When I try to run this code under Python 3.6:
import sys
print >>sys.stderr, 'waiting for a connection'
I get this TypeError:
Traceback (most recent call last):
File "D:/Users/Chanhc1997/Desktop/test_c.py", line 8, in <module>
print >>sys.stderr, 'waiting for a connection'
TypeError: unsupported operand type(s) for >>:
'builtin_function_or_method' and 'PseudoOutputFile'.
Did you mean "print(<message>, file=<output_stream>)"?
The code works fine in Python 2. What's going on?
In Python 2, this:
print >>sys.stderr, 'waiting for a connection'
means "print the string 'waiting for a connection' to the file-like object sys.stderr".
In Python 3, print becomes a function rather than a statement, and the syntax to redirect its output looks like this:
print('waiting for a connection', file=sys.stderr)
You get a TypeError (rather than, say, a SyntaxError) in Python 3 because, now that print is a function (and therefore an object), it can be part of an expression … and since >> is an operator, the expression fragment
print >>sys.stderr
is interpreted as "shift the print function right by sys.stderr bits" – which is syntactically valid, but doesn't make any sense for those objects.
If you need to write code which runs under both Python 2 and Python 3, you can import Python 3's behaviour into Python 2:
from __future__ import print_function # works in Python 2.6 and onwards
print('whatever', file=some_file)
Note that this will disable the ability to treat print as a statement, so you'll have to update any code which uses that behaviour.

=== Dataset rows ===
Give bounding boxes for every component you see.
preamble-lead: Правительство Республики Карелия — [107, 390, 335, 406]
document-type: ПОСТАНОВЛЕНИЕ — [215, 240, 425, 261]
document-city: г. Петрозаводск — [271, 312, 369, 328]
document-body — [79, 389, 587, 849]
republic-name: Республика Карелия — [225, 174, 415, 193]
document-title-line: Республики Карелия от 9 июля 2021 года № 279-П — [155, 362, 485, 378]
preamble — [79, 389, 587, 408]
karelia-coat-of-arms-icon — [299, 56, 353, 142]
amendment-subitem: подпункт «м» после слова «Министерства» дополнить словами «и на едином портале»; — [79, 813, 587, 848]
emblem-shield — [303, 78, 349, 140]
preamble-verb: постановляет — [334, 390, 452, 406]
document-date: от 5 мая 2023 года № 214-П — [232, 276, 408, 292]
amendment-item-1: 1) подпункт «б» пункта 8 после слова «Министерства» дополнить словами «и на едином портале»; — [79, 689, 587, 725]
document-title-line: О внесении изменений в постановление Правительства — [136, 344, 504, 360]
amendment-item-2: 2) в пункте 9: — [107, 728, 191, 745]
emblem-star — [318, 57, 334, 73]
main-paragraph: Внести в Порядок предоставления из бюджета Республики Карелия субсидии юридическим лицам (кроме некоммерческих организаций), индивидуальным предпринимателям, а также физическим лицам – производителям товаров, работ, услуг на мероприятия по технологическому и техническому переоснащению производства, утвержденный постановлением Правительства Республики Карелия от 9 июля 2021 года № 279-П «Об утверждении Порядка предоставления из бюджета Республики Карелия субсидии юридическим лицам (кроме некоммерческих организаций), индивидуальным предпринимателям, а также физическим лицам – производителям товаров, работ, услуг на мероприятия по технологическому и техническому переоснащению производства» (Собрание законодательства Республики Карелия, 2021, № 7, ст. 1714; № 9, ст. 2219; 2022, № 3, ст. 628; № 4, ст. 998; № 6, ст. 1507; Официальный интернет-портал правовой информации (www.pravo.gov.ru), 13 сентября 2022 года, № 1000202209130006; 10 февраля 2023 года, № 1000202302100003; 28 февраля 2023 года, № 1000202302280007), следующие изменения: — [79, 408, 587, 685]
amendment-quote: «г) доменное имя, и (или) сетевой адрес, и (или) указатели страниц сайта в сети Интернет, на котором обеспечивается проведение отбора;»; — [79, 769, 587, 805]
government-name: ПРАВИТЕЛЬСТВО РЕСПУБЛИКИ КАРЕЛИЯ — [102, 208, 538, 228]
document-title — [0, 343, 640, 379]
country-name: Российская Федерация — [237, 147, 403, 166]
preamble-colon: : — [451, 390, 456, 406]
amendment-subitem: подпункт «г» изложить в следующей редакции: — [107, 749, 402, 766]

=== Task 1 ===
According to the print explanation, from which Python version onward does the __future__ import of print_function work?
=== Task 2 ===
Repeat the print explanation between "In Python 3, print" and "print('whatever', file=some_file)", inclusive.
Please work from the print explanation alone, not the rows.

=== Task response 1 ===
Python 2.6

=== Task response 2 ===
In Python 3, print becomes a function rather than a statement, and the syntax to redirect its output looks like this:
print('waiting for a connection', file=sys.stderr)
You get a TypeError (rather than, say, a SyntaxError) in Python 3 because, now that print is a function (and therefore an object), it can be part of an expression … and since >> is an operator, the expression fragment
print >>sys.stderr
is interpreted as "shift the print function right by sys.stderr bits" – which is syntactically valid, but doesn't make any sense for those objects.
If you need to write code which runs under both Python 2 and Python 3, you can import Python 3's behaviour into Python 2:
from __future__ import print_function # works in Python 2.6 and onwards
print('whatever', file=some_file)